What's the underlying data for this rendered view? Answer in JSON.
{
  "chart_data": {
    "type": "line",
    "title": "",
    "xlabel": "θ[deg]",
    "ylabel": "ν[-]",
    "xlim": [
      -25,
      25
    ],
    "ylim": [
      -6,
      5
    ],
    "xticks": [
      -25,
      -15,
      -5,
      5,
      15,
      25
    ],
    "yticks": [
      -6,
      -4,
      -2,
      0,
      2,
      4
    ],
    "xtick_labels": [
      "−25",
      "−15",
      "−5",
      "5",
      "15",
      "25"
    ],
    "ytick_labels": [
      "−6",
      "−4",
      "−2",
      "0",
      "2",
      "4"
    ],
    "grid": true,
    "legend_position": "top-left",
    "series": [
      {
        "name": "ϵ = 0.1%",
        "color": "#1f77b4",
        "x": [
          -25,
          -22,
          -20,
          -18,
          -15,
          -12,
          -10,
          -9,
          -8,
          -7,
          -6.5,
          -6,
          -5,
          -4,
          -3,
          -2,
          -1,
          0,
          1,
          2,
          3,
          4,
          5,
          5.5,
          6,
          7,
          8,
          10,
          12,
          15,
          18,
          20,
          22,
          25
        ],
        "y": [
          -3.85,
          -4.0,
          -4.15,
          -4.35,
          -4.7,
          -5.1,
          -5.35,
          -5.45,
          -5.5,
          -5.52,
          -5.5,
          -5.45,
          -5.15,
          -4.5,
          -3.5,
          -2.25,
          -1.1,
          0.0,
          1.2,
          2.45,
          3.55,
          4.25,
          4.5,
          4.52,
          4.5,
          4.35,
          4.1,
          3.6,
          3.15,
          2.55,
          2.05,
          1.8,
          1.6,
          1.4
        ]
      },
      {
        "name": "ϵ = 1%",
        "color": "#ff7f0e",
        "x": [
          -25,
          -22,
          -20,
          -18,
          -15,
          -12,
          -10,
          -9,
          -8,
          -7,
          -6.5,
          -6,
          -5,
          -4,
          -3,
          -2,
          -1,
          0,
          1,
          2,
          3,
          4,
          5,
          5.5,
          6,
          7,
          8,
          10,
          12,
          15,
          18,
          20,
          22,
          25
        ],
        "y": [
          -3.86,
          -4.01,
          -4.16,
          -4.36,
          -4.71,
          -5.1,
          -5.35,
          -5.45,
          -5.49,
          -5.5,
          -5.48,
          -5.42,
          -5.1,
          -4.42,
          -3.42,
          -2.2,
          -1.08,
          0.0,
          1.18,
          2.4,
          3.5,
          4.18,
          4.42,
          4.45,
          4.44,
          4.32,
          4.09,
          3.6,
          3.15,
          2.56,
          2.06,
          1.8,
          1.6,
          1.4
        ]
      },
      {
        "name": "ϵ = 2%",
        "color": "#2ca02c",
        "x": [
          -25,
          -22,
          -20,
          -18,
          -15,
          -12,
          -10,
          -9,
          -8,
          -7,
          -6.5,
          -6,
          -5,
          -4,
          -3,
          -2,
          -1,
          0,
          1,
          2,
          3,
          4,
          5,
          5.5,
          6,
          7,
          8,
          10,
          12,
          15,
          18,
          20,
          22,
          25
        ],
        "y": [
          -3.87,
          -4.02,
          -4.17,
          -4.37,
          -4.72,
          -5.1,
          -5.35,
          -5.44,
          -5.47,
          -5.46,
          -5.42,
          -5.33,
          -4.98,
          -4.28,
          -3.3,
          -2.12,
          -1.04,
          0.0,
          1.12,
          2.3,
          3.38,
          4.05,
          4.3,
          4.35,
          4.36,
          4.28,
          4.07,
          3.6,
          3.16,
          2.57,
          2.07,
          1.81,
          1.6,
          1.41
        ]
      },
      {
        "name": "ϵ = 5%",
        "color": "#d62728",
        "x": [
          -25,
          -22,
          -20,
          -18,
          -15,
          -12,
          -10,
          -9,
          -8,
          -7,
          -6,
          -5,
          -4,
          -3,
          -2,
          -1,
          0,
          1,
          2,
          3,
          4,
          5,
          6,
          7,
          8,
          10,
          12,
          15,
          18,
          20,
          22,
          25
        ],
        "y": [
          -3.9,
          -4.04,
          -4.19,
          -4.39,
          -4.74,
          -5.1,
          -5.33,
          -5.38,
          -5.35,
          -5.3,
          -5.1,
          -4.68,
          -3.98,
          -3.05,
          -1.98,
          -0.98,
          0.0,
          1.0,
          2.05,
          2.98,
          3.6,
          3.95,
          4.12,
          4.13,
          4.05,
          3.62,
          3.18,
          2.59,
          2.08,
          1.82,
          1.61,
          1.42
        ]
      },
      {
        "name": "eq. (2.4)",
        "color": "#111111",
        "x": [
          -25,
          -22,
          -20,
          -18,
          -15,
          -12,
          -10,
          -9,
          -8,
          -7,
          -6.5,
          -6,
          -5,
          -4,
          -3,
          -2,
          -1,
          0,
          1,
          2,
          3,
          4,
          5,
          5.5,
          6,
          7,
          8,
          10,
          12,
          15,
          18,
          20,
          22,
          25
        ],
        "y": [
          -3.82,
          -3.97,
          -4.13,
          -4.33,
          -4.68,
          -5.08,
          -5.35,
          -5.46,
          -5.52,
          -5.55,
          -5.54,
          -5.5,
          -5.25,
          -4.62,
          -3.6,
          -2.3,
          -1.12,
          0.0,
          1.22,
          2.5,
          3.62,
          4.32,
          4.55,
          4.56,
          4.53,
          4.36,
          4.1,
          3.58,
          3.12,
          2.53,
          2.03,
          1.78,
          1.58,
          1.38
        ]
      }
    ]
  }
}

******

| WORK INSTRUCTIONS |
Extract the data in full. Keep it word for word.

| COMPLETE RESPONSE |
What's the underlying data for this rendered view? Answer in JSON.
{
  "chart_data": {
    "type": "line",
    "title": "",
    "xlabel": "θ[deg]",
    "ylabel": "ν[-]",
    "xlim": [
      -25,
      25
    ],
    "ylim": [
      -6,
      5
    ],
    "xticks": [
      -25,
      -15,
      -5,
      5,
      15,
      25
    ],
    "yticks": [
      -6,
      -4,
      -2,
      0,
      2,
      4
    ],
    "xtick_labels": [
      "−25",
      "−15",
      "−5",
      "5",
      "15",
      "25"
    ],
    "ytick_labels": [
      "−6",
      "−4",
      "−2",
      "0",
      "2",
      "4"
    ],
    "grid": true,
    "legend_position": "top-left",
    "series": [
      {
        "name": "ϵ = 0.1%",
        "color": "#1f77b4",
        "x": [
          -25,
          -22,
          -20,
          -18,
          -15,
          -12,
          -10,
          -9,
          -8,
          -7,
          -6.5,
          -6,
          -5,
          -4,
          -3,
          -2,
          -1,
          0,
          1,
          2,
          3,
          4,
          5,
          5.5,
          6,
          7,
          8,
          10,
          12,
          15,
          18,
          20,
          22,
          25
        ],
        "y": [
          -3.85,
          -4.0,
          -4.15,
          -4.35,
          -4.7,
          -5.1,
          -5.35,
          -5.45,
          -5.5,
          -5.52,
          -5.5,
          -5.45,
          -5.15,
          -4.5,
          -3.5,
          -2.25,
          -1.1,
          0.0,
          1.2,
          2.45,
          3.55,
          4.25,
          4.5,
          4.52,
          4.5,
          4.35,
          4.1,
          3.6,
          3.15,
          2.55,
          2.05,
          1.8,
          1.6,
          1.4
        ]
      },
      {
        "name": "ϵ = 1%",
        "color": "#ff7f0e",
        "x": [
          -25,
          -22,
          -20,
          -18,
          -15,
          -12,
          -10,
          -9,
          -8,
          -7,
          -6.5,
          -6,
          -5,
          -4,
          -3,
          -2,
          -1,
          0,
          1,
          2,
          3,
          4,
          5,
          5.5,
          6,
          7,
          8,
          10,
          12,
          15,
          18,
          20,
          22,
          25
        ],
        "y": [
          -3.86,
          -4.01,
          -4.16,
          -4.36,
          -4.71,
          -5.1,
          -5.35,
          -5.45,
          -5.49,
          -5.5,
          -5.48,
          -5.42,
          -5.1,
          -4.42,
          -3.42,
          -2.2,
          -1.08,
          0.0,
          1.18,
          2.4,
          3.5,
          4.18,
          4.42,
          4.45,
          4.44,
          4.32,
          4.09,
          3.6,
          3.15,
          2.56,
          2.06,
          1.8,
          1.6,
          1.4
        ]
      },
      {
        "name": "ϵ = 2%",
        "color": "#2ca02c",
        "x": [
          -25,
          -22,
          -20,
          -18,
          -15,
          -12,
          -10,
          -9,
          -8,
          -7,
          -6.5,
          -6,
          -5,
          -4,
          -3,
          -2,
          -1,
          0,
          1,
          2,
          3,
          4,
          5,
          5.5,
          6,
          7,
          8,
          10,
          12,
          15,
          18,
          20,
          22,
          25
        ],
        "y": [
          -3.87,
          -4.02,
          -4.17,
          -4.37,
          -4.72,
          -5.1,
          -5.35,
          -5.44,
          -5.47,
          -5.46,
          -5.42,
          -5.33,
          -4.98,
          -4.28,
          -3.3,
          -2.12,
          -1.04,
          0.0,
          1.12,
          2.3,
          3.38,
          4.05,
          4.3,
          4.35,
          4.36,
          4.28,
          4.07,
          3.6,
          3.16,
          2.57,
          2.07,
          1.81,
          1.6,
          1.41
        ]
      },
      {
        "name": "ϵ = 5%",
        "color": "#d62728",
        "x": [
          -25,
          -22,
          -20,
          -18,
          -15,
          -12,
          -10,
          -9,
          -8,
          -7,
          -6,
          -5,
          -4,
          -3,
          -2,
          -1,
          0,
          1,
          2,
          3,
          4,
          5,
          6,
          7,
          8,
          10,
          12,
          15,
          18,
          20,
          22,
          25
        ],
        "y": [
          -3.9,
          -4.04,
          -4.19,
          -4.39,
          -4.74,
          -5.1,
          -5.33,
          -5.38,
          -5.35,
          -5.3,
          -5.1,
          -4.68,
          -3.98,
          -3.05,
          -1.98,
          -0.98,
          0.0,
          1.0,
          2.05,
          2.98,
          3.6,
          3.95,
          4.12,
          4.13,
          4.05,
          3.62,
          3.18,
          2.59,
          2.08,
          1.82,
          1.61,
          1.42
        ]
      },
      {
        "name": "eq. (2.4)",
        "color": "#111111",
        "x": [
          -25,
          -22,
          -20,
          -18,
          -15,
          -12,
          -10,
          -9,
          -8,
          -7,
          -6.5,
          -6,
          -5,
          -4,
          -3,
          -2,
          -1,
          0,
          1,
          2,
          3,
          4,
          5,
          5.5,
          6,
          7,
          8,
          10,
          12,
          15,
          18,
          20,
          22,
          25
        ],
        "y": [
          -3.82,
          -3.97,
          -4.13,
          -4.33,
          -4.68,
          -5.08,
          -5.35,
          -5.46,
          -5.52,
          -5.55,
          -5.54,
          -5.5,
          -5.25,
          -4.62,
          -3.6,
          -2.3,
          -1.12,
          0.0,
          1.22,
          2.5,
          3.62,
          4.32,
          4.55,
          4.56,
          4.53,
          4.36,
          4.1,
          3.58,
          3.12,
          2.53,
          2.03,
          1.78,
          1.58,
          1.38
        ]
      }
    ]
  }
}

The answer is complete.